**TASKS TO CARRY OUT**
1. In the passage on tourniquet use in TKA, what was the difference in blood loss between the NT group and the T group?
2. Reproduce the portion of the passage on tourniquet use in TKA that begins at the words "Although blood loss" and ends after the words "volume was performed.".

**TEXT PROVIDED**
____

An additional factor to consider when deciding whether or not to use a tourniquet for TKA is delayed bleeding. This has been noted in previous meta-analyses as a possible explanation for increased wound complications when the tourniquet is used and inflated throughout the case all the way through final closure, as its release after the wound is closed can create a buildup of blood products and increased pressure on the deep surface of a healing wound [17]. This factor was not specifically evaluated in this study, but the results suggest that the use of a tourniquet with intravenous TXA does not affect cement mantle penetration, and if surgeons choose to not use a tourniquet, this complication can be mitigated.

Although blood loss was higher in the NT group vs the T group, the clinical significance of this difference (54.7 mL) is unknown at this time, and beyond the scope of this study. Similarly, the difference in drop of Hg and Hct of the T vs the NT group, although statistically significant, may lack clinical significance (0.7 g/dL/1.7%). Additionally, the fact that no patient in either cohort required a perioperative blood transfusion suggests that these differences were certainly not clinically significant enough to change post-operative medical management. No formulae for calculating total body blood volume was performed.

____

**INPUT DATA**
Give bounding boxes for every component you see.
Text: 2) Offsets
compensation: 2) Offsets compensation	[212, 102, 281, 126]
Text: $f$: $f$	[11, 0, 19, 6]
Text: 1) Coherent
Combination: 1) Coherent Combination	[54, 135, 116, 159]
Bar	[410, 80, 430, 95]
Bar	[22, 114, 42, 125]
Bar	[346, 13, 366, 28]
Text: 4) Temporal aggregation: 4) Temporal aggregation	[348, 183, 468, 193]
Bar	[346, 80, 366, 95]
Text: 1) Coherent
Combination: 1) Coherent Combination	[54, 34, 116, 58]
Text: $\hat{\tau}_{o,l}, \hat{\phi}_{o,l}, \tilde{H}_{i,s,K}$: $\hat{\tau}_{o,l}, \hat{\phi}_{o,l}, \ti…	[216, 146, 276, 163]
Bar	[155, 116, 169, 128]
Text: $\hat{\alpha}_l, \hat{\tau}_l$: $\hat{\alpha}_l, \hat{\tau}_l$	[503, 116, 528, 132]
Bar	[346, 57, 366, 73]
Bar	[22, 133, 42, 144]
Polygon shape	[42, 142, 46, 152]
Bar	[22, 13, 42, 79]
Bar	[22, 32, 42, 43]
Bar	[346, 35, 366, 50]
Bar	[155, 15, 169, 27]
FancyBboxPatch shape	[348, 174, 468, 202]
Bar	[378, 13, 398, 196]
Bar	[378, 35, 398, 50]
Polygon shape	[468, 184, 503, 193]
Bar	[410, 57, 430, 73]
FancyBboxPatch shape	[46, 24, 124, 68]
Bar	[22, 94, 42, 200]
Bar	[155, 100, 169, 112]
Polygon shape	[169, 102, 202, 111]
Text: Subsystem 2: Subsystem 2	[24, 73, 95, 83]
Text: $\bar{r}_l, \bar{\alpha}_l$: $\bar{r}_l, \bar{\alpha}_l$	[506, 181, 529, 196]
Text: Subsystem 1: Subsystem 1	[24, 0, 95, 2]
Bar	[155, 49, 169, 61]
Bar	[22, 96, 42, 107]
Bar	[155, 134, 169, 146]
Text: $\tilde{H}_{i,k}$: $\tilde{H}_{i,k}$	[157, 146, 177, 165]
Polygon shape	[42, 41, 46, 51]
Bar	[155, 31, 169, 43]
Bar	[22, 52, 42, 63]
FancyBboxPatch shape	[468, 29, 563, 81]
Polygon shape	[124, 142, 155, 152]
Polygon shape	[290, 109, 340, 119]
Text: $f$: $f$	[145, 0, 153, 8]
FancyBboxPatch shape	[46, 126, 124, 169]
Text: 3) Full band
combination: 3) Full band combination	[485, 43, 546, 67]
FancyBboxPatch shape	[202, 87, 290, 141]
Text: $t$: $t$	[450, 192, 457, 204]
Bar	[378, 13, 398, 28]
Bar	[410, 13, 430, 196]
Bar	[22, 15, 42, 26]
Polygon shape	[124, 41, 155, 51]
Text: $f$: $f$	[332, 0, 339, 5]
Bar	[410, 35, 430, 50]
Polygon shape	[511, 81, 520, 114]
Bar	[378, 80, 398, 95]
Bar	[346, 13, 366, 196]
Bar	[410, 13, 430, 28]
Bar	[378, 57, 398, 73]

____

**TASK-BY-TASK ANSWERS**
1. 54.7 mL

2.
Although blood loss was higher in the NT group vs the T group, the clinical significance of this difference (54.7 mL) is unknown at this time, and beyond the scope of this study. Similarly, the difference in drop of Hg and Hct of the T vs the NT group, although statistically significant, may lack clinical significance (0.7 g/dL/1.7%). Additionally, the fact that no patient in either cohort required a perioperative blood transfusion suggests that these differences were certainly not clinically significant enough to change post-operative medical management. No formulae for calculating total body blood volume was performed.